→ **Task**:
Pull every "JSON" line out of the data below.
::: Input data :::
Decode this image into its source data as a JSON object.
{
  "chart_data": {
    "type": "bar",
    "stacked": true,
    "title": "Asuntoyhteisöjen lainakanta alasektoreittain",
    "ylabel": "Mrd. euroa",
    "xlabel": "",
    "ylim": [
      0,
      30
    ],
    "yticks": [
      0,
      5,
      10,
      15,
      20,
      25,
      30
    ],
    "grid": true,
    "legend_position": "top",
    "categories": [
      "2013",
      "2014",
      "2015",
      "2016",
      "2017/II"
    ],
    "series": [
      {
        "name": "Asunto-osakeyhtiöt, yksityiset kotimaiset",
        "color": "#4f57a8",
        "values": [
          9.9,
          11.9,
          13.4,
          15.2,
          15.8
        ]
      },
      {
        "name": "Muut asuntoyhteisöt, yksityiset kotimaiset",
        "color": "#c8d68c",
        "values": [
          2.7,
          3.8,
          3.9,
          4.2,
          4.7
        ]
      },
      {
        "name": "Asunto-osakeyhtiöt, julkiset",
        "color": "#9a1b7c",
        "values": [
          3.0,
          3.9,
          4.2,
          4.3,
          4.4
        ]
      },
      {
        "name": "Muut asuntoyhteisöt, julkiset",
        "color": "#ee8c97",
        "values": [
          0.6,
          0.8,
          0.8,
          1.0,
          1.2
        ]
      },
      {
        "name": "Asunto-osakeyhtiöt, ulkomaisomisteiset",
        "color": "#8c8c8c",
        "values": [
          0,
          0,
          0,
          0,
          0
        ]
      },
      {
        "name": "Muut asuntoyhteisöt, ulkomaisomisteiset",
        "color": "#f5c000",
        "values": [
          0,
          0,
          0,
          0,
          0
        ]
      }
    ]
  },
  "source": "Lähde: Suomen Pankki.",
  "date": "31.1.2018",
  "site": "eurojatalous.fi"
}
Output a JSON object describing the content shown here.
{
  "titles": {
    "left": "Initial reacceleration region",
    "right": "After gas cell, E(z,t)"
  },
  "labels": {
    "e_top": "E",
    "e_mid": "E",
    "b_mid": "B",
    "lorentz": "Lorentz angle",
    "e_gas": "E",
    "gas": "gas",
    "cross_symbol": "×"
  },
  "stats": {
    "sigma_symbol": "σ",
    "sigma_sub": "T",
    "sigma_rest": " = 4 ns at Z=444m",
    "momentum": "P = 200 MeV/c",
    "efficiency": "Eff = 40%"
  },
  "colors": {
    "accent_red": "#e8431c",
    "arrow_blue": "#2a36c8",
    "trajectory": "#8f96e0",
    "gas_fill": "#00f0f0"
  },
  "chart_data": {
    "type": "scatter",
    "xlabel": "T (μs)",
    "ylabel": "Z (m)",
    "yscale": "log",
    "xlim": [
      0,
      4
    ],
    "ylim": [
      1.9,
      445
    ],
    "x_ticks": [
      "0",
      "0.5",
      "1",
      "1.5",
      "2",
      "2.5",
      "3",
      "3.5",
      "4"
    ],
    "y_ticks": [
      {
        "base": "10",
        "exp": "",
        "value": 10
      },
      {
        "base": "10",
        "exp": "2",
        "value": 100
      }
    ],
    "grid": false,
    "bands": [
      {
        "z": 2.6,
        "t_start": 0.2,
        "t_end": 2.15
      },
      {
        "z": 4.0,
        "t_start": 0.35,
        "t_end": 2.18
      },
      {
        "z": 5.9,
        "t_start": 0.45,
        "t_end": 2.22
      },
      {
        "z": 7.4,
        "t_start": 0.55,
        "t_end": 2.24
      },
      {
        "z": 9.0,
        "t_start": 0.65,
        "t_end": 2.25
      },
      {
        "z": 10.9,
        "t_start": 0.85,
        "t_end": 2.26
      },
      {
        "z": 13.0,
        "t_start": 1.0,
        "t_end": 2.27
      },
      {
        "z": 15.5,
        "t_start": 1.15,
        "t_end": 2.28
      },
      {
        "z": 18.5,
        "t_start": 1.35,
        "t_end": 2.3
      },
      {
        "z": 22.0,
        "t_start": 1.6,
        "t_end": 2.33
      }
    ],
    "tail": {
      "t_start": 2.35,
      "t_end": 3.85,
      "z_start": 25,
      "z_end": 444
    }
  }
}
:::
::: Input data :::
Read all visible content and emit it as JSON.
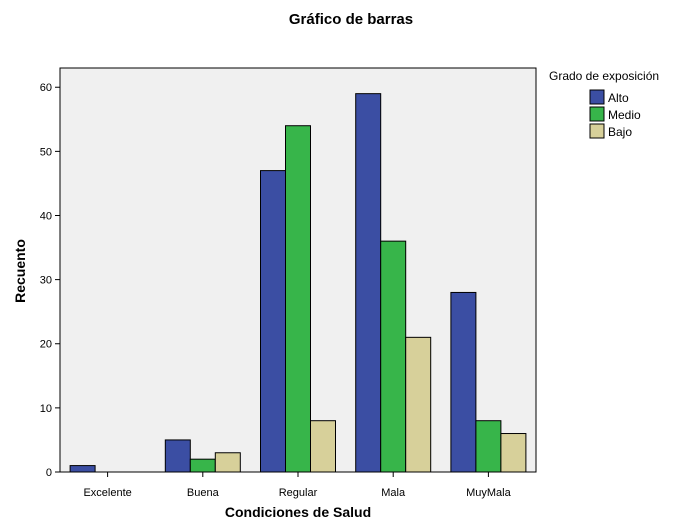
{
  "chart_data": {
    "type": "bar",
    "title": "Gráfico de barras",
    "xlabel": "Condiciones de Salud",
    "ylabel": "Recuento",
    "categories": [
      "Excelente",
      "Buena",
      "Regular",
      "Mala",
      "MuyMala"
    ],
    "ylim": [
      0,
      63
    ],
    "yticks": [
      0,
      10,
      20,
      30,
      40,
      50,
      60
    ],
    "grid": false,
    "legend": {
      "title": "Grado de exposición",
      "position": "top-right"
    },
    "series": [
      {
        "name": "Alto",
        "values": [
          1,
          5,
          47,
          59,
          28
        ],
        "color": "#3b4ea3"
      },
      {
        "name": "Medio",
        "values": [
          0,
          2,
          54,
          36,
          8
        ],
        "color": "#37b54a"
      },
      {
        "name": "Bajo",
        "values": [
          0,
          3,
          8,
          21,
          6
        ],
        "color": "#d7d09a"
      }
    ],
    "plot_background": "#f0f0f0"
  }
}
:::
→ **Response to the task**:
Decode this image into its source data as a JSON object.
Output a JSON object describing the content shown here.
Read all visible content and emit it as JSON.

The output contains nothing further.